- [Problem description] Please write out every one of the lines below, character for character, with nothing changed.
══ Records for this exercise ══
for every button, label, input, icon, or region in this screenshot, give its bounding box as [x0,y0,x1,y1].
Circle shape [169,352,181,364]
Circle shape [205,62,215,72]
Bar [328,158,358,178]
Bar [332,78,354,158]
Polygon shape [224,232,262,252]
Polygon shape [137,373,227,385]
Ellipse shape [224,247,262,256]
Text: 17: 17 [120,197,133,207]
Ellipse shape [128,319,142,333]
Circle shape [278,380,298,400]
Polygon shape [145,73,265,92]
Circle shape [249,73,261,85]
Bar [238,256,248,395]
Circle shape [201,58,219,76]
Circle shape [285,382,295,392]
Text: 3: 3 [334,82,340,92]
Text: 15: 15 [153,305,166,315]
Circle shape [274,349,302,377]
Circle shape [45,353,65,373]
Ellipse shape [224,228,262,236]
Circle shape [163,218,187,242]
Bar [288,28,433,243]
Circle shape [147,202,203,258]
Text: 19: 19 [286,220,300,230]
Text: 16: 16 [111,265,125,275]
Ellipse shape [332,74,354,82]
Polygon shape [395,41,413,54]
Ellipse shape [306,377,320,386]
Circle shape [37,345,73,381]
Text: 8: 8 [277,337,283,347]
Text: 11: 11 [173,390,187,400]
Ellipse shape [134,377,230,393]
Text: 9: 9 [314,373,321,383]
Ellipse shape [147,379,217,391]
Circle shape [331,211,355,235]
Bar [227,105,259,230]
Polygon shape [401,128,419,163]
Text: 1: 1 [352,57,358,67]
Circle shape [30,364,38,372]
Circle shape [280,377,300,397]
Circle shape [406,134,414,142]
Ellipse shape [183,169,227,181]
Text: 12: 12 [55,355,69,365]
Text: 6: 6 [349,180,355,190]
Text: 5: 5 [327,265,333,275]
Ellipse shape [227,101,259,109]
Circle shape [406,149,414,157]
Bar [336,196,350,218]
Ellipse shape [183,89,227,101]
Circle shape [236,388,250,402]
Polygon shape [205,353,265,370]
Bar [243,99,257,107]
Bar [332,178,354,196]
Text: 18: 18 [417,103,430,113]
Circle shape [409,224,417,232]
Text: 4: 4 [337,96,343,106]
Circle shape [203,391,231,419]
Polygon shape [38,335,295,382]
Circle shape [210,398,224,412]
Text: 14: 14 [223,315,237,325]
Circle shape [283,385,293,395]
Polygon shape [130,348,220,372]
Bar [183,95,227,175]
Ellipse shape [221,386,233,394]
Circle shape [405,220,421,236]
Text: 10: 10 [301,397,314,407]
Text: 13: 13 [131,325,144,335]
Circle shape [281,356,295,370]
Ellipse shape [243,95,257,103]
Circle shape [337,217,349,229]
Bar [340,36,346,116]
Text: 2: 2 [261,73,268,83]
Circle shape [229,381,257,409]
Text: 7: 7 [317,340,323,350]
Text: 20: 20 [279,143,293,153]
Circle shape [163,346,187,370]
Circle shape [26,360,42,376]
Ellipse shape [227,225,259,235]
═══
- [Task result]
for every button, label, input, icon, or region in this screenshot, give its bounding box as [x0,y0,x1,y1].
Circle shape [169,352,181,364]
Circle shape [205,62,215,72]
Bar [328,158,358,178]
Bar [332,78,354,158]
Polygon shape [224,232,262,252]
Polygon shape [137,373,227,385]
Ellipse shape [224,247,262,256]
Text: 17: 17 [120,197,133,207]
Ellipse shape [128,319,142,333]
Circle shape [278,380,298,400]
Polygon shape [145,73,265,92]
Circle shape [249,73,261,85]
Bar [238,256,248,395]
Circle shape [201,58,219,76]
Circle shape [285,382,295,392]
Text: 3: 3 [334,82,340,92]
Text: 15: 15 [153,305,166,315]
Circle shape [274,349,302,377]
Circle shape [45,353,65,373]
Ellipse shape [224,228,262,236]
Circle shape [163,218,187,242]
Bar [288,28,433,243]
Circle shape [147,202,203,258]
Text: 19: 19 [286,220,300,230]
Text: 16: 16 [111,265,125,275]
Ellipse shape [332,74,354,82]
Polygon shape [395,41,413,54]
Ellipse shape [306,377,320,386]
Circle shape [37,345,73,381]
Text: 8: 8 [277,337,283,347]
Text: 11: 11 [173,390,187,400]
Ellipse shape [134,377,230,393]
Text: 9: 9 [314,373,321,383]
Ellipse shape [147,379,217,391]
Circle shape [331,211,355,235]
Bar [227,105,259,230]
Polygon shape [401,128,419,163]
Text: 1: 1 [352,57,358,67]
Circle shape [30,364,38,372]
Circle shape [280,377,300,397]
Circle shape [406,134,414,142]
Ellipse shape [183,169,227,181]
Text: 12: 12 [55,355,69,365]
Text: 6: 6 [349,180,355,190]
Text: 5: 5 [327,265,333,275]
Ellipse shape [227,101,259,109]
Circle shape [406,149,414,157]
Bar [336,196,350,218]
Ellipse shape [183,89,227,101]
Circle shape [236,388,250,402]
Polygon shape [205,353,265,370]
Bar [243,99,257,107]
Bar [332,178,354,196]
Text: 18: 18 [417,103,430,113]
Circle shape [409,224,417,232]
Text: 4: 4 [337,96,343,106]
Circle shape [203,391,231,419]
Polygon shape [38,335,295,382]
Circle shape [210,398,224,412]
Text: 14: 14 [223,315,237,325]
Circle shape [283,385,293,395]
Polygon shape [130,348,220,372]
Bar [183,95,227,175]
Ellipse shape [221,386,233,394]
Circle shape [405,220,421,236]
Text: 10: 10 [301,397,314,407]
Text: 13: 13 [131,325,144,335]
Circle shape [281,356,295,370]
Ellipse shape [243,95,257,103]
Circle shape [337,217,349,229]
Bar [340,36,346,116]
Text: 2: 2 [261,73,268,83]
Circle shape [229,381,257,409]
Text: 7: 7 [317,340,323,350]
Text: 20: 20 [279,143,293,153]
Circle shape [163,346,187,370]
Circle shape [26,360,42,376]
Ellipse shape [227,225,259,235]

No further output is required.